Extract every line from the records below that contains the word "points".
*** Begin section ***
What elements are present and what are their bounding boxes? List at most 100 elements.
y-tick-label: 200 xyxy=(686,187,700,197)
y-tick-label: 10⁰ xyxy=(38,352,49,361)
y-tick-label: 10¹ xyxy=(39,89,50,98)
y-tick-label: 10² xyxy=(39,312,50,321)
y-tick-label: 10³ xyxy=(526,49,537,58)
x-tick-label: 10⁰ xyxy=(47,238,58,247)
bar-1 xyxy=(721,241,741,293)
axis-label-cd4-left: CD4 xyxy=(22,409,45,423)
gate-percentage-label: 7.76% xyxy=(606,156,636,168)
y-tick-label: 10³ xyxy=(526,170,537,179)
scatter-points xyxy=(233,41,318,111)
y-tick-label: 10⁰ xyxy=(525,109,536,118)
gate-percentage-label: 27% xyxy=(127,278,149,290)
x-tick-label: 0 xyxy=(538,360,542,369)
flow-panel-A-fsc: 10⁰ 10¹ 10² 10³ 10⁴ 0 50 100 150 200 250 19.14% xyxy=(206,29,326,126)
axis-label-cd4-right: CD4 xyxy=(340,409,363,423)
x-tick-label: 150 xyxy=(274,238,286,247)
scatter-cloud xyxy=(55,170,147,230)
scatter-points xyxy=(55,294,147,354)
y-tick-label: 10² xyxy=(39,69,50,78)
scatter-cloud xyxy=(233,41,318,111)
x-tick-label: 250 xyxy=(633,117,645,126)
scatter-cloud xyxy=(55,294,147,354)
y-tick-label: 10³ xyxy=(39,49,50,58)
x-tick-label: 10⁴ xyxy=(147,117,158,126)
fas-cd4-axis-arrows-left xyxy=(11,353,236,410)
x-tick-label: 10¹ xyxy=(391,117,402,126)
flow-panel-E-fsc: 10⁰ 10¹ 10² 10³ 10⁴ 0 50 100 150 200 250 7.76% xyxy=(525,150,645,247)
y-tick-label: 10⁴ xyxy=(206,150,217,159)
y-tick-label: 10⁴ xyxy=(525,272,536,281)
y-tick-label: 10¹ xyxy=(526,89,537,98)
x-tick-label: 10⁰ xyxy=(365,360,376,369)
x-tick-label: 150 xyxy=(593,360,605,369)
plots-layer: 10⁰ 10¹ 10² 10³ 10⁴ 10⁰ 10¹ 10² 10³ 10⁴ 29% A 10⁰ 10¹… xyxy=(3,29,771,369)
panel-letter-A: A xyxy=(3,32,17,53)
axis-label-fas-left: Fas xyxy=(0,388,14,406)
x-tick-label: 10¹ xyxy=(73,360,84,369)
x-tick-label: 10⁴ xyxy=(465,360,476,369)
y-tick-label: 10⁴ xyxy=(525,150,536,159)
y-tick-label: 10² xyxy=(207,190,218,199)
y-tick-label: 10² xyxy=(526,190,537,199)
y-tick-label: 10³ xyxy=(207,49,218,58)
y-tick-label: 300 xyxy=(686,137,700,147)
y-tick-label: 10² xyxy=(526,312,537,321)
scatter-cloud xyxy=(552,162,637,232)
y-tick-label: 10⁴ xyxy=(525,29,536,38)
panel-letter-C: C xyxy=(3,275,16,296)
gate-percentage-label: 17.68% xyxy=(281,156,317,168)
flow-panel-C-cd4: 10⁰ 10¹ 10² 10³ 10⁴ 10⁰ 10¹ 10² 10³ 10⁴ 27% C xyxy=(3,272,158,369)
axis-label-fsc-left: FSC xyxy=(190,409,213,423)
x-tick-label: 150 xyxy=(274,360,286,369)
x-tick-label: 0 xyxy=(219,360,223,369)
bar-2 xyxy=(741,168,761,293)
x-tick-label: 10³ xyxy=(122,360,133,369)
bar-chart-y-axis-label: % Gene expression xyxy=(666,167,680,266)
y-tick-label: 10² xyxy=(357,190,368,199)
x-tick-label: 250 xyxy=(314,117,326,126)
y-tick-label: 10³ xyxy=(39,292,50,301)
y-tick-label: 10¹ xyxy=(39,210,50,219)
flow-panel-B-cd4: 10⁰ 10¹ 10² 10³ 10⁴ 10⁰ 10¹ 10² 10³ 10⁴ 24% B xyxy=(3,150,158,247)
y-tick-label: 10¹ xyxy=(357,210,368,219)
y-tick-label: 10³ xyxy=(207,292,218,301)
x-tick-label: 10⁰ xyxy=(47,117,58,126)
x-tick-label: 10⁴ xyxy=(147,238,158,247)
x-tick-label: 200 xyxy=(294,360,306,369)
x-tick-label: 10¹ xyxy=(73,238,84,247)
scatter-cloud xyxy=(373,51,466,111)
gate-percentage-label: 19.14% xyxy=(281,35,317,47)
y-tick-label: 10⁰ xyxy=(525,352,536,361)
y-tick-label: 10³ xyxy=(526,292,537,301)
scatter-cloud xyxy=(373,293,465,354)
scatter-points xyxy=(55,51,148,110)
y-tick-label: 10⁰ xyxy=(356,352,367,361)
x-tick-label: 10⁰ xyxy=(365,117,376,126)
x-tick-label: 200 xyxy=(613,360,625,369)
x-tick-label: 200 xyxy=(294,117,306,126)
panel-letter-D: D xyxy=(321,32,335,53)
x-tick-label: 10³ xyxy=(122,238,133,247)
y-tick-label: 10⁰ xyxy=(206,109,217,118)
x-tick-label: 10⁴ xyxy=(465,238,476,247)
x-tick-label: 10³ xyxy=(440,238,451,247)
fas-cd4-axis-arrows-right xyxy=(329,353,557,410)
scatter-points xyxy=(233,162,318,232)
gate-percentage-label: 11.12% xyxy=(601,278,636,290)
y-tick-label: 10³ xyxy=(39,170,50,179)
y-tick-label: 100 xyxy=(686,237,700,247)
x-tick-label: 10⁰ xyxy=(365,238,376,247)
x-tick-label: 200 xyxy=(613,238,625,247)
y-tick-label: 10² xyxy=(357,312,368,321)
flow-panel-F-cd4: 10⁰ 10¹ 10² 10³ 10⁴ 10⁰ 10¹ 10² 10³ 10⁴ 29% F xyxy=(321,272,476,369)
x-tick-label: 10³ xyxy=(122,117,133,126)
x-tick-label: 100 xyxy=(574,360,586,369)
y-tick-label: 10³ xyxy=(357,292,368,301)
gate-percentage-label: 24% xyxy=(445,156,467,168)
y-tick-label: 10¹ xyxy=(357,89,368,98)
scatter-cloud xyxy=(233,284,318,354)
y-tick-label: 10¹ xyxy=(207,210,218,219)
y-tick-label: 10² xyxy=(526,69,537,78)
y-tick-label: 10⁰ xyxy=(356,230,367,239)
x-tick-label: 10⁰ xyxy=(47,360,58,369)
*** End section ***
[EXERCISE SOLUTION]
scatter-points xyxy=(233,41,318,111)
scatter-points xyxy=(55,294,147,354)
scatter-points xyxy=(55,51,148,110)
scatter-points xyxy=(233,162,318,232)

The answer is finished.